▸ **Goal**
Send back the records in full, character for character.

-- start of Given information --

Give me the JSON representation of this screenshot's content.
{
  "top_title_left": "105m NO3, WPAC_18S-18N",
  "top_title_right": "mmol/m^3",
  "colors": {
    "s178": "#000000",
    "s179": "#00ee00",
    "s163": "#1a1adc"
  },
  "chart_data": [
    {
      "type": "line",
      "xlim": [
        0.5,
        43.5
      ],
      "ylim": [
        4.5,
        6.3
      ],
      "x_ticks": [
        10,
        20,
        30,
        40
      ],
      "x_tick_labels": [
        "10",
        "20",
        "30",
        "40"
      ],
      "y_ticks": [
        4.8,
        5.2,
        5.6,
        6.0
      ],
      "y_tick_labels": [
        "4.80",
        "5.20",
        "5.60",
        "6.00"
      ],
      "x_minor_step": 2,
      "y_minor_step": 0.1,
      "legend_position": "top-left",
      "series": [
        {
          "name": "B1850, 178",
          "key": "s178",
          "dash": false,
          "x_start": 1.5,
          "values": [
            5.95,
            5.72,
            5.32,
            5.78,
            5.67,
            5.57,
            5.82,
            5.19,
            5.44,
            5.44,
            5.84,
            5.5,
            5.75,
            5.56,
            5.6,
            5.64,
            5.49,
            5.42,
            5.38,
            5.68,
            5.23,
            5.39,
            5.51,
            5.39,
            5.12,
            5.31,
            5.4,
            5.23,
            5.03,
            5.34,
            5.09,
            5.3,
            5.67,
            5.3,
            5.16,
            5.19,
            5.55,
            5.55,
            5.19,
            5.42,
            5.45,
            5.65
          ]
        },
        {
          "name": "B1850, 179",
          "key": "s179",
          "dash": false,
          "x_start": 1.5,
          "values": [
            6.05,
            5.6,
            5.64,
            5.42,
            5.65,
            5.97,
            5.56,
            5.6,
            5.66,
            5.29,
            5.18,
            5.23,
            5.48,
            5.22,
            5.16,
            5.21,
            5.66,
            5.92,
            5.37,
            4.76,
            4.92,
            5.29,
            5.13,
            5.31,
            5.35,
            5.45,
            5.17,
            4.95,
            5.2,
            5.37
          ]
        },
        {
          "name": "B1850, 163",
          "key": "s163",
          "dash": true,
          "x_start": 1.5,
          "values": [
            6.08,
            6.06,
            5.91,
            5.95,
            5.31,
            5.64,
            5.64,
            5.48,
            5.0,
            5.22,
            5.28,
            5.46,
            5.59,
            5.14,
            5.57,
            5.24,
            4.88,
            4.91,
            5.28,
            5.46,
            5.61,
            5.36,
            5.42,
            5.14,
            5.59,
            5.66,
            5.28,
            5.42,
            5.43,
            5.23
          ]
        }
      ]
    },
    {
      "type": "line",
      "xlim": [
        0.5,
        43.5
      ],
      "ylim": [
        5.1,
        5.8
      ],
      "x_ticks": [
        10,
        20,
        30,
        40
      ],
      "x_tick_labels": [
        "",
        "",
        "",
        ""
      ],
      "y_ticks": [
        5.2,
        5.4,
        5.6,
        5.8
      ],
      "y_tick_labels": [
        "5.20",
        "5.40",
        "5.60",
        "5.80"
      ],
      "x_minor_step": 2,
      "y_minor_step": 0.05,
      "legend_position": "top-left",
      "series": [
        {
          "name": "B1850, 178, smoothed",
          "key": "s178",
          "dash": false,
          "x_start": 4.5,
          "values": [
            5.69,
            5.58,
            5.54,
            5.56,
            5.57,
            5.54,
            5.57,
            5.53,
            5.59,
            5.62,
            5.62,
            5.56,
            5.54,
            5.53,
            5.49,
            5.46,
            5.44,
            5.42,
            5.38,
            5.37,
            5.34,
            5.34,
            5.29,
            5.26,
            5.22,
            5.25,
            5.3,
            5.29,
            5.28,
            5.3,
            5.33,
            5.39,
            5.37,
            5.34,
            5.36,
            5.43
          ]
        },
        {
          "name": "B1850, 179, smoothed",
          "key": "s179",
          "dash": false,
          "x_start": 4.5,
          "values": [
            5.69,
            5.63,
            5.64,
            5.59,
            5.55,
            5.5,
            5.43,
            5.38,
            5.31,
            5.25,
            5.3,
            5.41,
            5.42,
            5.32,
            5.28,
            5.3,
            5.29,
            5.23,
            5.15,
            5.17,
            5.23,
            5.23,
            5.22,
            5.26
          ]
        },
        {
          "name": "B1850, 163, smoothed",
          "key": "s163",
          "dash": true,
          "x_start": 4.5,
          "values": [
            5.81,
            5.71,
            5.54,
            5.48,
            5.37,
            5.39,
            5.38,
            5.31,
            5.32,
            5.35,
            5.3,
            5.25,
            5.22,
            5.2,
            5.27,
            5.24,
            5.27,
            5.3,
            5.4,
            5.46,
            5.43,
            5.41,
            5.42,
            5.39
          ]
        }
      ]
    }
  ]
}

-- end of Given information --

▸ **Task answer**
Give me the JSON representation of this screenshot's content.
{
  "top_title_left": "105m NO3, WPAC_18S-18N",
  "top_title_right": "mmol/m^3",
  "colors": {
    "s178": "#000000",
    "s179": "#00ee00",
    "s163": "#1a1adc"
  },
  "chart_data": [
    {
      "type": "line",
      "xlim": [
        0.5,
        43.5
      ],
      "ylim": [
        4.5,
        6.3
      ],
      "x_ticks": [
        10,
        20,
        30,
        40
      ],
      "x_tick_labels": [
        "10",
        "20",
        "30",
        "40"
      ],
      "y_ticks": [
        4.8,
        5.2,
        5.6,
        6.0
      ],
      "y_tick_labels": [
        "4.80",
        "5.20",
        "5.60",
        "6.00"
      ],
      "x_minor_step": 2,
      "y_minor_step": 0.1,
      "legend_position": "top-left",
      "series": [
        {
          "name": "B1850, 178",
          "key": "s178",
          "dash": false,
          "x_start": 1.5,
          "values": [
            5.95,
            5.72,
            5.32,
            5.78,
            5.67,
            5.57,
            5.82,
            5.19,
            5.44,
            5.44,
            5.84,
            5.5,
            5.75,
            5.56,
            5.6,
            5.64,
            5.49,
            5.42,
            5.38,
            5.68,
            5.23,
            5.39,
            5.51,
            5.39,
            5.12,
            5.31,
            5.4,
            5.23,
            5.03,
            5.34,
            5.09,
            5.3,
            5.67,
            5.3,
            5.16,
            5.19,
            5.55,
            5.55,
            5.19,
            5.42,
            5.45,
            5.65
          ]
        },
        {
          "name": "B1850, 179",
          "key": "s179",
          "dash": false,
          "x_start": 1.5,
          "values": [
            6.05,
            5.6,
            5.64,
            5.42,
            5.65,
            5.97,
            5.56,
            5.6,
            5.66,
            5.29,
            5.18,
            5.23,
            5.48,
            5.22,
            5.16,
            5.21,
            5.66,
            5.92,
            5.37,
            4.76,
            4.92,
            5.29,
            5.13,
            5.31,
            5.35,
            5.45,
            5.17,
            4.95,
            5.2,
            5.37
          ]
        },
        {
          "name": "B1850, 163",
          "key": "s163",
          "dash": true,
          "x_start": 1.5,
          "values": [
            6.08,
            6.06,
            5.91,
            5.95,
            5.31,
            5.64,
            5.64,
            5.48,
            5.0,
            5.22,
            5.28,
            5.46,
            5.59,
            5.14,
            5.57,
            5.24,
            4.88,
            4.91,
            5.28,
            5.46,
            5.61,
            5.36,
            5.42,
            5.14,
            5.59,
            5.66,
            5.28,
            5.42,
            5.43,
            5.23
          ]
        }
      ]
    },
    {
      "type": "line",
      "xlim": [
        0.5,
        43.5
      ],
      "ylim": [
        5.1,
        5.8
      ],
      "x_ticks": [
        10,
        20,
        30,
        40
      ],
      "x_tick_labels": [
        "",
        "",
        "",
        ""
      ],
      "y_ticks": [
        5.2,
        5.4,
        5.6,
        5.8
      ],
      "y_tick_labels": [
        "5.20",
        "5.40",
        "5.60",
        "5.80"
      ],
      "x_minor_step": 2,
      "y_minor_step": 0.05,
      "legend_position": "top-left",
      "series": [
        {
          "name": "B1850, 178, smoothed",
          "key": "s178",
          "dash": false,
          "x_start": 4.5,
          "values": [
            5.69,
            5.58,
            5.54,
            5.56,
            5.57,
            5.54,
            5.57,
            5.53,
            5.59,
            5.62,
            5.62,
            5.56,
            5.54,
            5.53,
            5.49,
            5.46,
            5.44,
            5.42,
            5.38,
            5.37,
            5.34,
            5.34,
            5.29,
            5.26,
            5.22,
            5.25,
            5.3,
            5.29,
            5.28,
            5.3,
            5.33,
            5.39,
            5.37,
            5.34,
            5.36,
            5.43
          ]
        },
        {
          "name": "B1850, 179, smoothed",
          "key": "s179",
          "dash": false,
          "x_start": 4.5,
          "values": [
            5.69,
            5.63,
            5.64,
            5.59,
            5.55,
            5.5,
            5.43,
            5.38,
            5.31,
            5.25,
            5.3,
            5.41,
            5.42,
            5.32,
            5.28,
            5.3,
            5.29,
            5.23,
            5.15,
            5.17,
            5.23,
            5.23,
            5.22,
            5.26
          ]
        },
        {
          "name": "B1850, 163, smoothed",
          "key": "s163",
          "dash": true,
          "x_start": 4.5,
          "values": [
            5.81,
            5.71,
            5.54,
            5.48,
            5.37,
            5.39,
            5.38,
            5.31,
            5.32,
            5.35,
            5.3,
            5.25,
            5.22,
            5.2,
            5.27,
            5.24,
            5.27,
            5.3,
            5.4,
            5.46,
            5.43,
            5.41,
            5.42,
            5.39
          ]
        }
      ]
    }
  ]
}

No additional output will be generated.